INSTRUCTION -
The records are to be restated in their entirety, word for word.
------------------------------
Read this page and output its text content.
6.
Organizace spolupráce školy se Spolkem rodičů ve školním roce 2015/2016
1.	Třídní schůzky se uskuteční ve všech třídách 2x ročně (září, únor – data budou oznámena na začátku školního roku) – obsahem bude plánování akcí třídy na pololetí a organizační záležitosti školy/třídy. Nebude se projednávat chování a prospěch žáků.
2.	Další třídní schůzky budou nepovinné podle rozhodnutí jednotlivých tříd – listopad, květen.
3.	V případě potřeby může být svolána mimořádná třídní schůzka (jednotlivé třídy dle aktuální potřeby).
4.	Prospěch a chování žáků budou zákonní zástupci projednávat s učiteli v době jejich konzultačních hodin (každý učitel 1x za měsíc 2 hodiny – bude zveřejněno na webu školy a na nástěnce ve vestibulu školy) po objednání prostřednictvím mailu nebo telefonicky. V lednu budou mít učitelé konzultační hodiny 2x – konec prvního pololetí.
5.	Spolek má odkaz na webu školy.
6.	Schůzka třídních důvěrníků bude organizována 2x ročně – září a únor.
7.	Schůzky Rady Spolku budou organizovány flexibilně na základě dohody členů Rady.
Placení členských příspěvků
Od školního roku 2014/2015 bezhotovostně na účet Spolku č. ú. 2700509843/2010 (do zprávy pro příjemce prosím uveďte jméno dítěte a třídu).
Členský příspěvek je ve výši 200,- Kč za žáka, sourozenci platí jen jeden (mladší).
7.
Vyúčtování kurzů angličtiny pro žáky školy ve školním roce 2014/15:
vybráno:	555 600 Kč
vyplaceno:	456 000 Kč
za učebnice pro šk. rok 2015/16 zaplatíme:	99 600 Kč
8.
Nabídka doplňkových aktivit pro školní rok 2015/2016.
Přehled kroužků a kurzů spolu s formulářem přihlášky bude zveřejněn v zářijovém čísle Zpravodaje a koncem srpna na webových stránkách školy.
------------------------------
THE RESULT -
Read this page and output its text content.
6.
Organizace spolupráce školy se Spolkem rodičů ve školním roce 2015/2016
1.	Třídní schůzky se uskuteční ve všech třídách 2x ročně (září, únor – data budou oznámena na začátku školního roku) – obsahem bude plánování akcí třídy na pololetí a organizační záležitosti školy/třídy. Nebude se projednávat chování a prospěch žáků.
2.	Další třídní schůzky budou nepovinné podle rozhodnutí jednotlivých tříd – listopad, květen.
3.	V případě potřeby může být svolána mimořádná třídní schůzka (jednotlivé třídy dle aktuální potřeby).
4.	Prospěch a chování žáků budou zákonní zástupci projednávat s učiteli v době jejich konzultačních hodin (každý učitel 1x za měsíc 2 hodiny – bude zveřejněno na webu školy a na nástěnce ve vestibulu školy) po objednání prostřednictvím mailu nebo telefonicky. V lednu budou mít učitelé konzultační hodiny 2x – konec prvního pololetí.
5.	Spolek má odkaz na webu školy.
6.	Schůzka třídních důvěrníků bude organizována 2x ročně – září a únor.
7.	Schůzky Rady Spolku budou organizovány flexibilně na základě dohody členů Rady.
Placení členských příspěvků
Od školního roku 2014/2015 bezhotovostně na účet Spolku č. ú. 2700509843/2010 (do zprávy pro příjemce prosím uveďte jméno dítěte a třídu).
Členský příspěvek je ve výši 200,- Kč za žáka, sourozenci platí jen jeden (mladší).
7.
Vyúčtování kurzů angličtiny pro žáky školy ve školním roce 2014/15:
vybráno:	555 600 Kč
vyplaceno:	456 000 Kč
za učebnice pro šk. rok 2015/16 zaplatíme:	99 600 Kč
8.
Nabídka doplňkových aktivit pro školní rok 2015/2016.
Přehled kroužků a kurzů spolu s formulářem přihlášky bude zveřejněn v zářijovém čísle Zpravodaje a koncem srpna na webových stránkách školy.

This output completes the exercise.